What is being asked – Search the material below for the word "icon". Copy every line that has it.

Input rows –

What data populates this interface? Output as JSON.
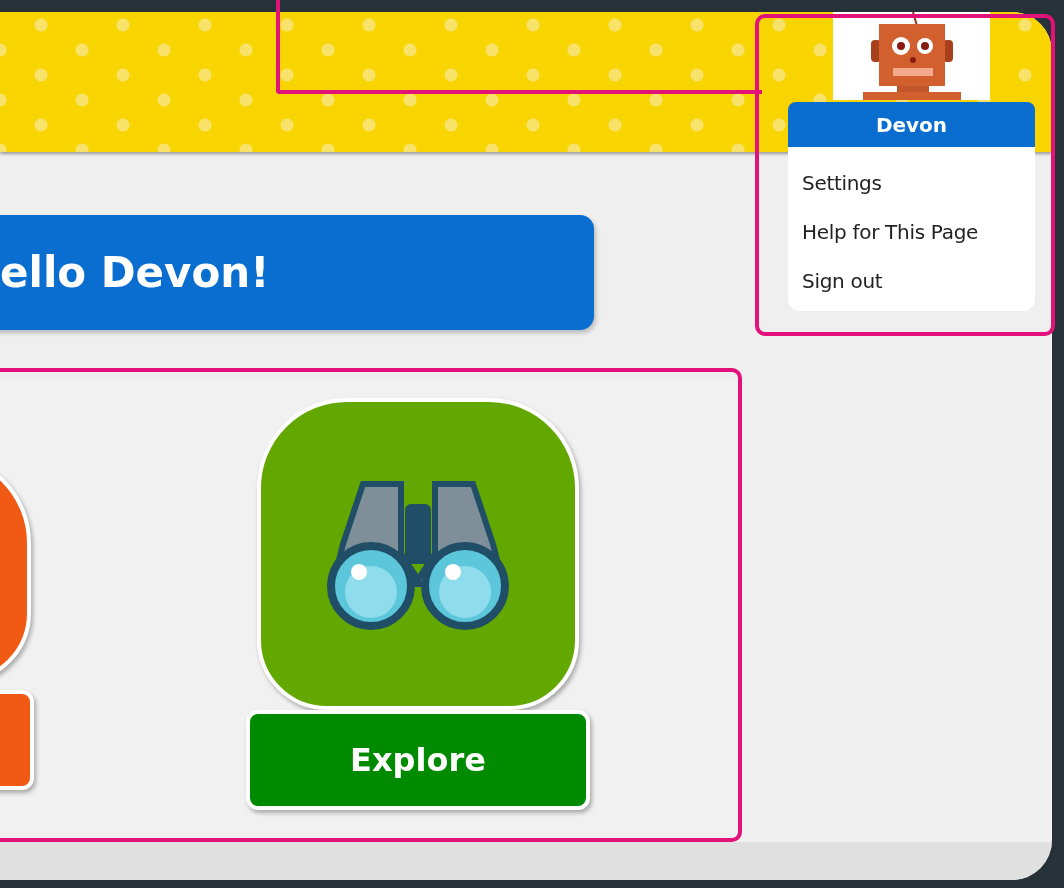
{
  "user_menu": {
    "name": "Devon",
    "items": [
      "Settings",
      "Help for This Page",
      "Sign out"
    ]
  },
  "greeting": "ello Devon!",
  "tiles": [
    {
      "color": "#f05a14",
      "button": {
        "color": "#f05a14"
      }
    },
    {
      "color": "#62a800",
      "button": {
        "label": "Explore",
        "color": "#008a00"
      }
    }
  ]
}
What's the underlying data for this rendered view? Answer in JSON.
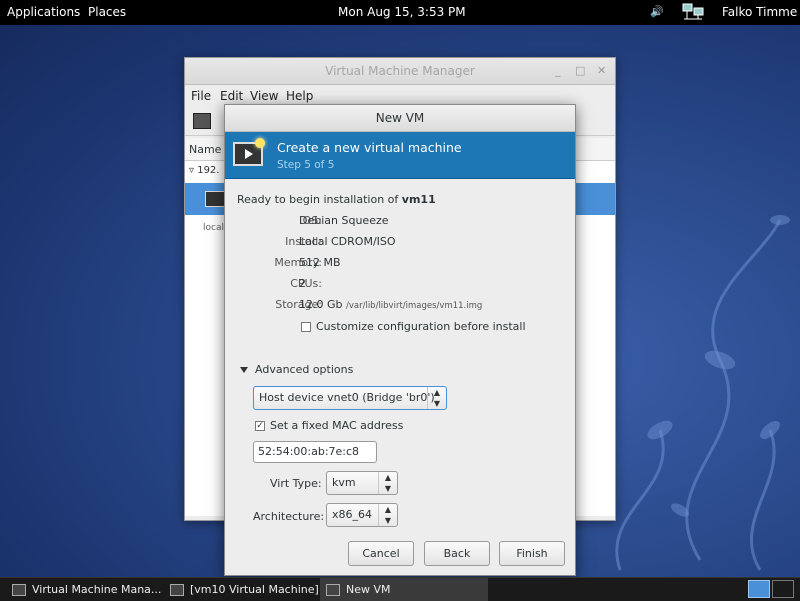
{
  "topbar": {
    "applications": "Applications",
    "places": "Places",
    "clock": "Mon Aug 15,  3:53 PM",
    "user": "Falko Timme",
    "volume_icon": "volume-icon",
    "network_icon": "network-icon"
  },
  "vmm_window": {
    "title": "Virtual Machine Manager",
    "menu": [
      "File",
      "Edit",
      "View",
      "Help"
    ],
    "column_name": "Name",
    "host_row": "192.",
    "localhost": "localh"
  },
  "dialog": {
    "title": "New VM",
    "banner_title": "Create a new virtual machine",
    "banner_step": "Step 5 of 5",
    "ready_prefix": "Ready to begin installation of ",
    "vm_name": "vm11",
    "os_label": "OS:",
    "os_value": "Debian Squeeze",
    "install_label": "Install:",
    "install_value": "Local CDROM/ISO",
    "memory_label": "Memory:",
    "memory_value": "512 MB",
    "cpus_label": "CPUs:",
    "cpus_value": "2",
    "storage_label": "Storage:",
    "storage_value": "12.0 Gb",
    "storage_path": "/var/lib/libvirt/images/vm11.img",
    "customize_label": "Customize configuration before install",
    "customize_checked": false,
    "advanced_label": "Advanced options",
    "network_value": "Host device vnet0 (Bridge 'br0')",
    "fixed_mac_label": "Set a fixed MAC address",
    "fixed_mac_checked": true,
    "mac_value": "52:54:00:ab:7e:c8",
    "virt_type_label": "Virt Type:",
    "virt_type_value": "kvm",
    "arch_label": "Architecture:",
    "arch_value": "x86_64",
    "cancel": "Cancel",
    "back": "Back",
    "finish": "Finish"
  },
  "taskbar": {
    "tasks": [
      "Virtual Machine Mana...",
      "[vm10 Virtual Machine]",
      "New VM"
    ]
  }
}
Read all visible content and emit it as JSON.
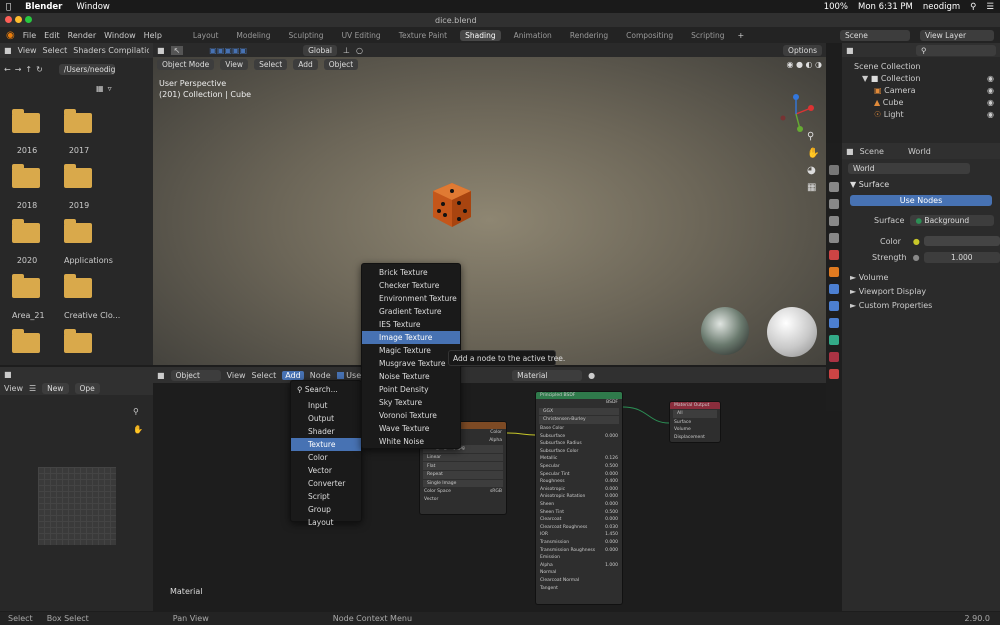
{
  "mac": {
    "app": "Blender",
    "window": "Window",
    "battery": "100%",
    "time": "Mon 6:31 PM",
    "user": "neodigm"
  },
  "file": "dice.blend",
  "blmenu": [
    "File",
    "Edit",
    "Render",
    "Window",
    "Help"
  ],
  "workspaces": [
    "Layout",
    "Modeling",
    "Sculpting",
    "UV Editing",
    "Texture Paint",
    "Shading",
    "Animation",
    "Rendering",
    "Compositing",
    "Scripting"
  ],
  "active_workspace": "Shading",
  "scene": "Scene",
  "view_layer": "View Layer",
  "fb": {
    "menu": [
      "View",
      "Select"
    ],
    "editor": "Shaders Compilatic",
    "path": "/Users/neodig...",
    "folders": [
      "2016",
      "2017",
      "2018",
      "2019",
      "2020",
      "Applications",
      "Area_21",
      "Creative Clo..."
    ]
  },
  "viewport": {
    "mode": "Object Mode",
    "menu": [
      "View",
      "Select",
      "Add",
      "Object"
    ],
    "transform": "Global",
    "options": "Options",
    "persp": "User Perspective",
    "coll": "(201) Collection | Cube"
  },
  "outliner": {
    "scene_coll": "Scene Collection",
    "collection": "Collection",
    "items": [
      "Camera",
      "Cube",
      "Light"
    ]
  },
  "props": {
    "scene_tab": "Scene",
    "world_tab": "World",
    "world": "World",
    "surface": "Surface",
    "use_nodes": "Use Nodes",
    "surface_lbl": "Surface",
    "background": "Background",
    "color_lbl": "Color",
    "strength_lbl": "Strength",
    "strength": "1.000",
    "volume": "Volume",
    "viewport_display": "Viewport Display",
    "custom_props": "Custom Properties"
  },
  "ne": {
    "object": "Object",
    "menu": [
      "View",
      "Select",
      "Add",
      "Node"
    ],
    "use": "Use",
    "material": "Material",
    "label": "Material"
  },
  "imgv": {
    "view": "View",
    "new": "New",
    "open": "Ope"
  },
  "addmenu": {
    "search": "Search...",
    "items": [
      "Input",
      "Output",
      "Shader",
      "Texture",
      "Color",
      "Vector",
      "Converter",
      "Script",
      "Group",
      "Layout"
    ],
    "selected": "Texture"
  },
  "texmenu": {
    "items": [
      "Brick Texture",
      "Checker Texture",
      "Environment Texture",
      "Gradient Texture",
      "IES Texture",
      "Image Texture",
      "Magic Texture",
      "Musgrave Texture",
      "Noise Texture",
      "Point Density",
      "Sky Texture",
      "Voronoi Texture",
      "Wave Texture",
      "White Noise"
    ],
    "selected": "Image Texture",
    "tooltip": "Add a node to the active tree."
  },
  "principled": {
    "title": "Principled BSDF",
    "out": "BSDF",
    "dist": "GGX",
    "sss": "Christensen-Burley",
    "rows": [
      [
        "Base Color",
        ""
      ],
      [
        "Subsurface",
        "0.000"
      ],
      [
        "Subsurface Radius",
        ""
      ],
      [
        "Subsurface Color",
        ""
      ],
      [
        "Metallic",
        "0.126"
      ],
      [
        "Specular",
        "0.500"
      ],
      [
        "Specular Tint",
        "0.000"
      ],
      [
        "Roughness",
        "0.400"
      ],
      [
        "Anisotropic",
        "0.000"
      ],
      [
        "Anisotropic Rotation",
        "0.000"
      ],
      [
        "Sheen",
        "0.000"
      ],
      [
        "Sheen Tint",
        "0.500"
      ],
      [
        "Clearcoat",
        "0.000"
      ],
      [
        "Clearcoat Roughness",
        "0.030"
      ],
      [
        "IOR",
        "1.450"
      ],
      [
        "Transmission",
        "0.000"
      ],
      [
        "Transmission Roughness",
        "0.000"
      ],
      [
        "Emission",
        ""
      ],
      [
        "Alpha",
        "1.000"
      ],
      [
        "Normal",
        ""
      ],
      [
        "Clearcoat Normal",
        ""
      ],
      [
        "Tangent",
        ""
      ]
    ]
  },
  "imgnode": {
    "out": [
      "Color",
      "Alpha"
    ],
    "file": "dice_uv_map.jpg",
    "opts": [
      "Linear",
      "Flat",
      "Repeat",
      "Single Image"
    ],
    "cs_lbl": "Color Space",
    "cs": "sRGB",
    "vector": "Vector"
  },
  "matout": {
    "title": "Material Output",
    "target": "All",
    "ins": [
      "Surface",
      "Volume",
      "Displacement"
    ]
  },
  "status": {
    "select": "Select",
    "box": "Box Select",
    "pan": "Pan View",
    "ctx": "Node Context Menu",
    "ver": "2.90.0"
  },
  "colors": {
    "accent": "#4772b3",
    "dice": "#d66a1f",
    "folder": "#d9a94b"
  }
}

Expected answer –
    "volume_icon": "volume-icon",
    "network_icon": "network-icon"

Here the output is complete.